— start PROVIDED INFORMATION —
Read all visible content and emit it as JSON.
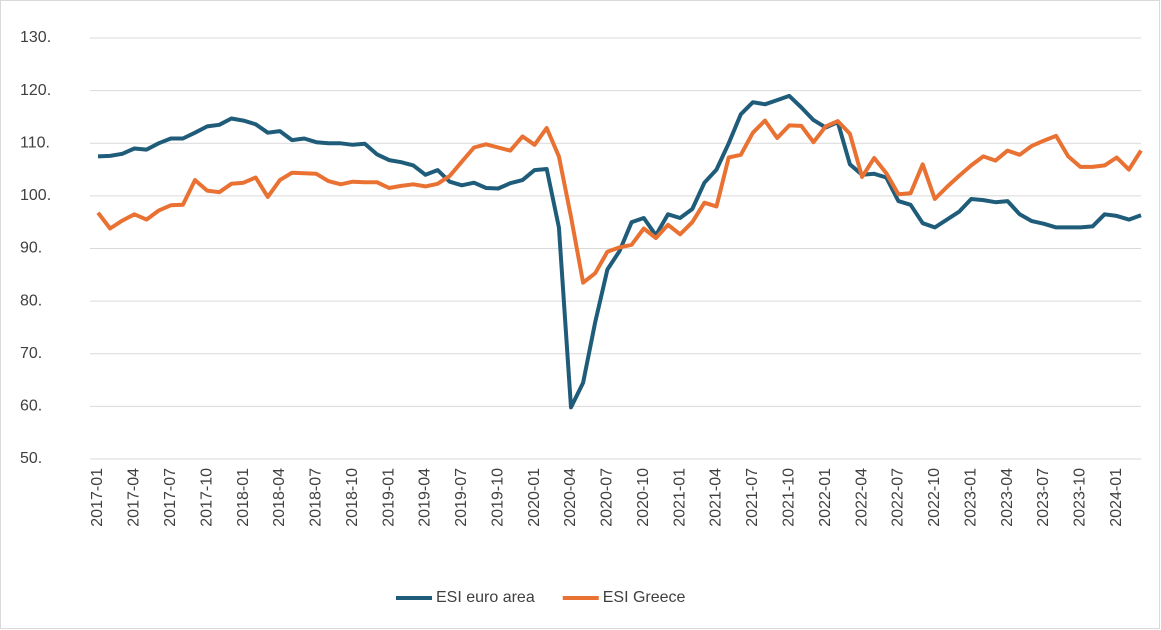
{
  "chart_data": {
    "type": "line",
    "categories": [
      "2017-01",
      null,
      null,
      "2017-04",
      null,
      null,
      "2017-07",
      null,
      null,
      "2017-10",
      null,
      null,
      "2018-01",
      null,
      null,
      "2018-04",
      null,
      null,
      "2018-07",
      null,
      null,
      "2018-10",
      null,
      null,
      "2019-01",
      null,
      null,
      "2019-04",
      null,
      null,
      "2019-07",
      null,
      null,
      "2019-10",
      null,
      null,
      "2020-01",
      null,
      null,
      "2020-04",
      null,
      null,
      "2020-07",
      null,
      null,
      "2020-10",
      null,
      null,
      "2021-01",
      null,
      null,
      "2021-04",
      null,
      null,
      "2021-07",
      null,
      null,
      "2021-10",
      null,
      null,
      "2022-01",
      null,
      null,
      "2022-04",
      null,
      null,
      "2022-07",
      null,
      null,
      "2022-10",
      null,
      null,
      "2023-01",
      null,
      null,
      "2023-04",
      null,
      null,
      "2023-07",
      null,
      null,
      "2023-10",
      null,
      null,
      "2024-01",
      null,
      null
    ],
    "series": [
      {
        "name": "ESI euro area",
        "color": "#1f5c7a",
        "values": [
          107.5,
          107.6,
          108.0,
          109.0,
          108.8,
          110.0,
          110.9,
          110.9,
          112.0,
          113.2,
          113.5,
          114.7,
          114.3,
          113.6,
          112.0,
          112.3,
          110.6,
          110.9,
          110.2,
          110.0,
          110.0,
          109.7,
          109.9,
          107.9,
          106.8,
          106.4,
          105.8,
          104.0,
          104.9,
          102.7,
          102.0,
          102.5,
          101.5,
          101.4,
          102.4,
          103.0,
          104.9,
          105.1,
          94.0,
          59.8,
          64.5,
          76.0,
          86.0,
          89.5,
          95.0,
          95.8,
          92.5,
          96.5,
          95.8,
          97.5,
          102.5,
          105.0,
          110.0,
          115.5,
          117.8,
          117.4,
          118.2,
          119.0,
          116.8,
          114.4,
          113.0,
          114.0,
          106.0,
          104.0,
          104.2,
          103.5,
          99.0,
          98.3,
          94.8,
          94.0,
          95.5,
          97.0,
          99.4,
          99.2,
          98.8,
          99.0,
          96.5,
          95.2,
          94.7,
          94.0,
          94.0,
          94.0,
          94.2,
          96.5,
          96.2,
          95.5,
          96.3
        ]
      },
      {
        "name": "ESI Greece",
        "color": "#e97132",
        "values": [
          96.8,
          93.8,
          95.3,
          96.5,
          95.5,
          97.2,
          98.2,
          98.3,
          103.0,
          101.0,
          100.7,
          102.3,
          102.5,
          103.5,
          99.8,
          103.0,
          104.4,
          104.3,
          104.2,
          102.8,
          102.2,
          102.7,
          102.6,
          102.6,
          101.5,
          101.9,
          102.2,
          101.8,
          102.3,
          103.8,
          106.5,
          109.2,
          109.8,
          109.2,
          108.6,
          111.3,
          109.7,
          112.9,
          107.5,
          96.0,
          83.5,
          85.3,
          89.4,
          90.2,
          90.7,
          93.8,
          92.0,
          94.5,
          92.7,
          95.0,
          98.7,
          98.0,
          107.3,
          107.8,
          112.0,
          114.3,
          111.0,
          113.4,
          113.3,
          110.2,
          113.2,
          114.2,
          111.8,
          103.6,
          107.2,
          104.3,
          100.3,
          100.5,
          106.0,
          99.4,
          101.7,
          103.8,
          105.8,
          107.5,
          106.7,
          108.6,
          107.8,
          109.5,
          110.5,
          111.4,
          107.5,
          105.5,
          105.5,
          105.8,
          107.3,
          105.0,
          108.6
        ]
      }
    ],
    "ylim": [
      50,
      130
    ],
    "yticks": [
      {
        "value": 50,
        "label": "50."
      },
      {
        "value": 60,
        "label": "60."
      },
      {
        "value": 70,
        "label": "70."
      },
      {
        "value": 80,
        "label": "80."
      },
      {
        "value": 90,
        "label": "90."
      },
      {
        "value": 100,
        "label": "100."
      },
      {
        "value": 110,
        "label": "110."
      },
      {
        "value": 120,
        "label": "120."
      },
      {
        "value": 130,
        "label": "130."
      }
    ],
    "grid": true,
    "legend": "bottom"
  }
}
— end PROVIDED INFORMATION —
(SHORT EXERCISE)
Reproduce all of the entries word for word, skipping any pictures they hold.

(ANSWER TO THE EXERCISE)
Read all visible content and emit it as JSON.
{
  "chart_data": {
    "type": "line",
    "categories": [
      "2017-01",
      null,
      null,
      "2017-04",
      null,
      null,
      "2017-07",
      null,
      null,
      "2017-10",
      null,
      null,
      "2018-01",
      null,
      null,
      "2018-04",
      null,
      null,
      "2018-07",
      null,
      null,
      "2018-10",
      null,
      null,
      "2019-01",
      null,
      null,
      "2019-04",
      null,
      null,
      "2019-07",
      null,
      null,
      "2019-10",
      null,
      null,
      "2020-01",
      null,
      null,
      "2020-04",
      null,
      null,
      "2020-07",
      null,
      null,
      "2020-10",
      null,
      null,
      "2021-01",
      null,
      null,
      "2021-04",
      null,
      null,
      "2021-07",
      null,
      null,
      "2021-10",
      null,
      null,
      "2022-01",
      null,
      null,
      "2022-04",
      null,
      null,
      "2022-07",
      null,
      null,
      "2022-10",
      null,
      null,
      "2023-01",
      null,
      null,
      "2023-04",
      null,
      null,
      "2023-07",
      null,
      null,
      "2023-10",
      null,
      null,
      "2024-01",
      null,
      null
    ],
    "series": [
      {
        "name": "ESI euro area",
        "color": "#1f5c7a",
        "values": [
          107.5,
          107.6,
          108.0,
          109.0,
          108.8,
          110.0,
          110.9,
          110.9,
          112.0,
          113.2,
          113.5,
          114.7,
          114.3,
          113.6,
          112.0,
          112.3,
          110.6,
          110.9,
          110.2,
          110.0,
          110.0,
          109.7,
          109.9,
          107.9,
          106.8,
          106.4,
          105.8,
          104.0,
          104.9,
          102.7,
          102.0,
          102.5,
          101.5,
          101.4,
          102.4,
          103.0,
          104.9,
          105.1,
          94.0,
          59.8,
          64.5,
          76.0,
          86.0,
          89.5,
          95.0,
          95.8,
          92.5,
          96.5,
          95.8,
          97.5,
          102.5,
          105.0,
          110.0,
          115.5,
          117.8,
          117.4,
          118.2,
          119.0,
          116.8,
          114.4,
          113.0,
          114.0,
          106.0,
          104.0,
          104.2,
          103.5,
          99.0,
          98.3,
          94.8,
          94.0,
          95.5,
          97.0,
          99.4,
          99.2,
          98.8,
          99.0,
          96.5,
          95.2,
          94.7,
          94.0,
          94.0,
          94.0,
          94.2,
          96.5,
          96.2,
          95.5,
          96.3
        ]
      },
      {
        "name": "ESI Greece",
        "color": "#e97132",
        "values": [
          96.8,
          93.8,
          95.3,
          96.5,
          95.5,
          97.2,
          98.2,
          98.3,
          103.0,
          101.0,
          100.7,
          102.3,
          102.5,
          103.5,
          99.8,
          103.0,
          104.4,
          104.3,
          104.2,
          102.8,
          102.2,
          102.7,
          102.6,
          102.6,
          101.5,
          101.9,
          102.2,
          101.8,
          102.3,
          103.8,
          106.5,
          109.2,
          109.8,
          109.2,
          108.6,
          111.3,
          109.7,
          112.9,
          107.5,
          96.0,
          83.5,
          85.3,
          89.4,
          90.2,
          90.7,
          93.8,
          92.0,
          94.5,
          92.7,
          95.0,
          98.7,
          98.0,
          107.3,
          107.8,
          112.0,
          114.3,
          111.0,
          113.4,
          113.3,
          110.2,
          113.2,
          114.2,
          111.8,
          103.6,
          107.2,
          104.3,
          100.3,
          100.5,
          106.0,
          99.4,
          101.7,
          103.8,
          105.8,
          107.5,
          106.7,
          108.6,
          107.8,
          109.5,
          110.5,
          111.4,
          107.5,
          105.5,
          105.5,
          105.8,
          107.3,
          105.0,
          108.6
        ]
      }
    ],
    "ylim": [
      50,
      130
    ],
    "yticks": [
      {
        "value": 50,
        "label": "50."
      },
      {
        "value": 60,
        "label": "60."
      },
      {
        "value": 70,
        "label": "70."
      },
      {
        "value": 80,
        "label": "80."
      },
      {
        "value": 90,
        "label": "90."
      },
      {
        "value": 100,
        "label": "100."
      },
      {
        "value": 110,
        "label": "110."
      },
      {
        "value": 120,
        "label": "120."
      },
      {
        "value": 130,
        "label": "130."
      }
    ],
    "grid": true,
    "legend": "bottom"
  }
}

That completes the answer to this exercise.